── Data for this task

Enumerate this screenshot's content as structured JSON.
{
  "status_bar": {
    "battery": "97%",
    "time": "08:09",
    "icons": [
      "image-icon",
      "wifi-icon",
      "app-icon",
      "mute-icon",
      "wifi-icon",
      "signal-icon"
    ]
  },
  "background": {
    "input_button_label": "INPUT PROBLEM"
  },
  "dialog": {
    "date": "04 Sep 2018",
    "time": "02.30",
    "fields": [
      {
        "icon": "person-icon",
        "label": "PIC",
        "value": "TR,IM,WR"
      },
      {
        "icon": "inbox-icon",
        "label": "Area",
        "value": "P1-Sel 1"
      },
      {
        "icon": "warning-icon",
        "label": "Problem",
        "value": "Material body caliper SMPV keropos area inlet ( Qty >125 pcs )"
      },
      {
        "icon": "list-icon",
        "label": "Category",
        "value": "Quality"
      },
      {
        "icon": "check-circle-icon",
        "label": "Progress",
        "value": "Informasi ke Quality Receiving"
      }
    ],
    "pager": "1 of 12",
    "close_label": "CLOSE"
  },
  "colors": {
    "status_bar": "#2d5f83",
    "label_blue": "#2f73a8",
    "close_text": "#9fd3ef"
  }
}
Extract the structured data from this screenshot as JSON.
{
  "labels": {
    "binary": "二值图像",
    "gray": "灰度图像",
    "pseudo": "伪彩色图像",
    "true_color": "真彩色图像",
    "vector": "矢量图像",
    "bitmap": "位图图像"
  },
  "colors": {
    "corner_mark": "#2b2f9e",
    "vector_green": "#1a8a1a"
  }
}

────

- [Exercise task]: Output each record exactly, leaving nothing out.

- [Final answer]:
Enumerate this screenshot's content as structured JSON.
{
  "status_bar": {
    "battery": "97%",
    "time": "08:09",
    "icons": [
      "image-icon",
      "wifi-icon",
      "app-icon",
      "mute-icon",
      "wifi-icon",
      "signal-icon"
    ]
  },
  "background": {
    "input_button_label": "INPUT PROBLEM"
  },
  "dialog": {
    "date": "04 Sep 2018",
    "time": "02.30",
    "fields": [
      {
        "icon": "person-icon",
        "label": "PIC",
        "value": "TR,IM,WR"
      },
      {
        "icon": "inbox-icon",
        "label": "Area",
        "value": "P1-Sel 1"
      },
      {
        "icon": "warning-icon",
        "label": "Problem",
        "value": "Material body caliper SMPV keropos area inlet ( Qty >125 pcs )"
      },
      {
        "icon": "list-icon",
        "label": "Category",
        "value": "Quality"
      },
      {
        "icon": "check-circle-icon",
        "label": "Progress",
        "value": "Informasi ke Quality Receiving"
      }
    ],
    "pager": "1 of 12",
    "close_label": "CLOSE"
  },
  "colors": {
    "status_bar": "#2d5f83",
    "label_blue": "#2f73a8",
    "close_text": "#9fd3ef"
  }
}
Extract the structured data from this screenshot as JSON.
{
  "labels": {
    "binary": "二值图像",
    "gray": "灰度图像",
    "pseudo": "伪彩色图像",
    "true_color": "真彩色图像",
    "vector": "矢量图像",
    "bitmap": "位图图像"
  },
  "colors": {
    "corner_mark": "#2b2f9e",
    "vector_green": "#1a8a1a"
  }
}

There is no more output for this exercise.